** Exercise directions **
Reproduce every record below exactly as it appears.
## Start
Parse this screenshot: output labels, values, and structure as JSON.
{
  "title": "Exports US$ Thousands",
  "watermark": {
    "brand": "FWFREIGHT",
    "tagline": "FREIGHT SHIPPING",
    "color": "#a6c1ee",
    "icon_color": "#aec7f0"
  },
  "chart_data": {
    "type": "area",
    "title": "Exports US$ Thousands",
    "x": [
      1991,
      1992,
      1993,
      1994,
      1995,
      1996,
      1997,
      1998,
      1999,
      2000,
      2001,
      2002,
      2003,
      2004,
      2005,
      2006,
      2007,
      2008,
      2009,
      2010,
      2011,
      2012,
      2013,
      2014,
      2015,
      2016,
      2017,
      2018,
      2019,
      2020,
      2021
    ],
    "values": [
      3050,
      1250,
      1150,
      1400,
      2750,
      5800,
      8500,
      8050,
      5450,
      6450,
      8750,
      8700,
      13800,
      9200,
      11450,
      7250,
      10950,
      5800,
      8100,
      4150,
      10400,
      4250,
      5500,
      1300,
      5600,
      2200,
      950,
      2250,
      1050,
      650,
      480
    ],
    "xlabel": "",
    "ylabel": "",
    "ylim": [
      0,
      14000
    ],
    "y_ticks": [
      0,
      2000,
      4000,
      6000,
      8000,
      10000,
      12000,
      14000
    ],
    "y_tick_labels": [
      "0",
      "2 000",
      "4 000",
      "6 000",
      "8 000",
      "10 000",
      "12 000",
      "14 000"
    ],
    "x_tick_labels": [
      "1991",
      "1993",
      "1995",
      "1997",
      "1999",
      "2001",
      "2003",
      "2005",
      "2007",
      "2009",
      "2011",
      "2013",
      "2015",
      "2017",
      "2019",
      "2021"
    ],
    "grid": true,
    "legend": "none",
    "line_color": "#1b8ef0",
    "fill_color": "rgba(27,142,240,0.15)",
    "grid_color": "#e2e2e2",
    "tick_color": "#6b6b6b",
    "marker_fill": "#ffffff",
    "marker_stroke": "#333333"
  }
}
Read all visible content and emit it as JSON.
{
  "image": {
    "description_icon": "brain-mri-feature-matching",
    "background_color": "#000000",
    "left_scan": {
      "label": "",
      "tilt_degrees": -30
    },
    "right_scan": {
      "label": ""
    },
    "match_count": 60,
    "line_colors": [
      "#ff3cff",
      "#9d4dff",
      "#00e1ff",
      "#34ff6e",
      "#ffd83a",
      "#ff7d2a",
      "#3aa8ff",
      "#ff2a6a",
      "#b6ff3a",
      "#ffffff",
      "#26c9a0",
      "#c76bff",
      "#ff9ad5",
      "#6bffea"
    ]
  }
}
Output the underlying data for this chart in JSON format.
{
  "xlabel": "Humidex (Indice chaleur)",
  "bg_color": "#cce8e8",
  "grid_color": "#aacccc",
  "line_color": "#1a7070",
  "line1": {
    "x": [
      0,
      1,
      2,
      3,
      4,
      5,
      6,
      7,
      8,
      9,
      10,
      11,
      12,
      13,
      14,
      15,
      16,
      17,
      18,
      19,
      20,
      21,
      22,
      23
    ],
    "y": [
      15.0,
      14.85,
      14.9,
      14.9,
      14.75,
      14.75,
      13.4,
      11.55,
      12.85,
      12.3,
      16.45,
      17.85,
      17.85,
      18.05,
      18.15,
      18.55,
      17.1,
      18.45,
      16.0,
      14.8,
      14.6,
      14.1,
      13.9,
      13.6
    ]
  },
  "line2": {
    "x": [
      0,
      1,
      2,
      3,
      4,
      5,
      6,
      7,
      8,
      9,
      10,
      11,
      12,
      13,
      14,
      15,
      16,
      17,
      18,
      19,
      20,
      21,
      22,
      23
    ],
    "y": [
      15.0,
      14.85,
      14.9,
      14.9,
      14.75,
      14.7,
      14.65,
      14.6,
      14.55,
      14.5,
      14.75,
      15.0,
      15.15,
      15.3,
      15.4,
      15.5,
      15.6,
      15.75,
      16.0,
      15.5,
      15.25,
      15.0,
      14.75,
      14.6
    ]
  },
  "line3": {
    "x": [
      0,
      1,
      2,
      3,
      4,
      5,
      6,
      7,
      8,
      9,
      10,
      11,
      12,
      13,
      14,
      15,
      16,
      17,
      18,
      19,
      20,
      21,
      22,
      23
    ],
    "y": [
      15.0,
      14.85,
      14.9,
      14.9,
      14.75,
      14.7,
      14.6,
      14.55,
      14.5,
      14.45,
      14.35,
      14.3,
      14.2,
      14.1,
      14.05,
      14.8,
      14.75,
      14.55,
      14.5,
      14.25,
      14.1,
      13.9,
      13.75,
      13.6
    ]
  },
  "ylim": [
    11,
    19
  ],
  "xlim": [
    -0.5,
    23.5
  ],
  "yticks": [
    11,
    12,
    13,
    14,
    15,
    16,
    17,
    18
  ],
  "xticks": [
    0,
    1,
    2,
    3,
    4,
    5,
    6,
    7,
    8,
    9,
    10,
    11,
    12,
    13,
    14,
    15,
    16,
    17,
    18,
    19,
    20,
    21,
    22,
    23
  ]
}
## End
** Correct output **
Parse this screenshot: output labels, values, and structure as JSON.
{
  "title": "Exports US$ Thousands",
  "watermark": {
    "brand": "FWFREIGHT",
    "tagline": "FREIGHT SHIPPING",
    "color": "#a6c1ee",
    "icon_color": "#aec7f0"
  },
  "chart_data": {
    "type": "area",
    "title": "Exports US$ Thousands",
    "x": [
      1991,
      1992,
      1993,
      1994,
      1995,
      1996,
      1997,
      1998,
      1999,
      2000,
      2001,
      2002,
      2003,
      2004,
      2005,
      2006,
      2007,
      2008,
      2009,
      2010,
      2011,
      2012,
      2013,
      2014,
      2015,
      2016,
      2017,
      2018,
      2019,
      2020,
      2021
    ],
    "values": [
      3050,
      1250,
      1150,
      1400,
      2750,
      5800,
      8500,
      8050,
      5450,
      6450,
      8750,
      8700,
      13800,
      9200,
      11450,
      7250,
      10950,
      5800,
      8100,
      4150,
      10400,
      4250,
      5500,
      1300,
      5600,
      2200,
      950,
      2250,
      1050,
      650,
      480
    ],
    "xlabel": "",
    "ylabel": "",
    "ylim": [
      0,
      14000
    ],
    "y_ticks": [
      0,
      2000,
      4000,
      6000,
      8000,
      10000,
      12000,
      14000
    ],
    "y_tick_labels": [
      "0",
      "2 000",
      "4 000",
      "6 000",
      "8 000",
      "10 000",
      "12 000",
      "14 000"
    ],
    "x_tick_labels": [
      "1991",
      "1993",
      "1995",
      "1997",
      "1999",
      "2001",
      "2003",
      "2005",
      "2007",
      "2009",
      "2011",
      "2013",
      "2015",
      "2017",
      "2019",
      "2021"
    ],
    "grid": true,
    "legend": "none",
    "line_color": "#1b8ef0",
    "fill_color": "rgba(27,142,240,0.15)",
    "grid_color": "#e2e2e2",
    "tick_color": "#6b6b6b",
    "marker_fill": "#ffffff",
    "marker_stroke": "#333333"
  }
}
Read all visible content and emit it as JSON.
{
  "image": {
    "description_icon": "brain-mri-feature-matching",
    "background_color": "#000000",
    "left_scan": {
      "label": "",
      "tilt_degrees": -30
    },
    "right_scan": {
      "label": ""
    },
    "match_count": 60,
    "line_colors": [
      "#ff3cff",
      "#9d4dff",
      "#00e1ff",
      "#34ff6e",
      "#ffd83a",
      "#ff7d2a",
      "#3aa8ff",
      "#ff2a6a",
      "#b6ff3a",
      "#ffffff",
      "#26c9a0",
      "#c76bff",
      "#ff9ad5",
      "#6bffea"
    ]
  }
}
Output the underlying data for this chart in JSON format.
{
  "xlabel": "Humidex (Indice chaleur)",
  "bg_color": "#cce8e8",
  "grid_color": "#aacccc",
  "line_color": "#1a7070",
  "line1": {
    "x": [
      0,
      1,
      2,
      3,
      4,
      5,
      6,
      7,
      8,
      9,
      10,
      11,
      12,
      13,
      14,
      15,
      16,
      17,
      18,
      19,
      20,
      21,
      22,
      23
    ],
    "y": [
      15.0,
      14.85,
      14.9,
      14.9,
      14.75,
      14.75,
      13.4,
      11.55,
      12.85,
      12.3,
      16.45,
      17.85,
      17.85,
      18.05,
      18.15,
      18.55,
      17.1,
      18.45,
      16.0,
      14.8,
      14.6,
      14.1,
      13.9,
      13.6
    ]
  },
  "line2": {
    "x": [
      0,
      1,
      2,
      3,
      4,
      5,
      6,
      7,
      8,
      9,
      10,
      11,
      12,
      13,
      14,
      15,
      16,
      17,
      18,
      19,
      20,
      21,
      22,
      23
    ],
    "y": [
      15.0,
      14.85,
      14.9,
      14.9,
      14.75,
      14.7,
      14.65,
      14.6,
      14.55,
      14.5,
      14.75,
      15.0,
      15.15,
      15.3,
      15.4,
      15.5,
      15.6,
      15.75,
      16.0,
      15.5,
      15.25,
      15.0,
      14.75,
      14.6
    ]
  },
  "line3": {
    "x": [
      0,
      1,
      2,
      3,
      4,
      5,
      6,
      7,
      8,
      9,
      10,
      11,
      12,
      13,
      14,
      15,
      16,
      17,
      18,
      19,
      20,
      21,
      22,
      23
    ],
    "y": [
      15.0,
      14.85,
      14.9,
      14.9,
      14.75,
      14.7,
      14.6,
      14.55,
      14.5,
      14.45,
      14.35,
      14.3,
      14.2,
      14.1,
      14.05,
      14.8,
      14.75,
      14.55,
      14.5,
      14.25,
      14.1,
      13.9,
      13.75,
      13.6
    ]
  },
  "ylim": [
    11,
    19
  ],
  "xlim": [
    -0.5,
    23.5
  ],
  "yticks": [
    11,
    12,
    13,
    14,
    15,
    16,
    17,
    18
  ],
  "xticks": [
    0,
    1,
    2,
    3,
    4,
    5,
    6,
    7,
    8,
    9,
    10,
    11,
    12,
    13,
    14,
    15,
    16,
    17,
    18,
    19,
    20,
    21,
    22,
    23
  ]
}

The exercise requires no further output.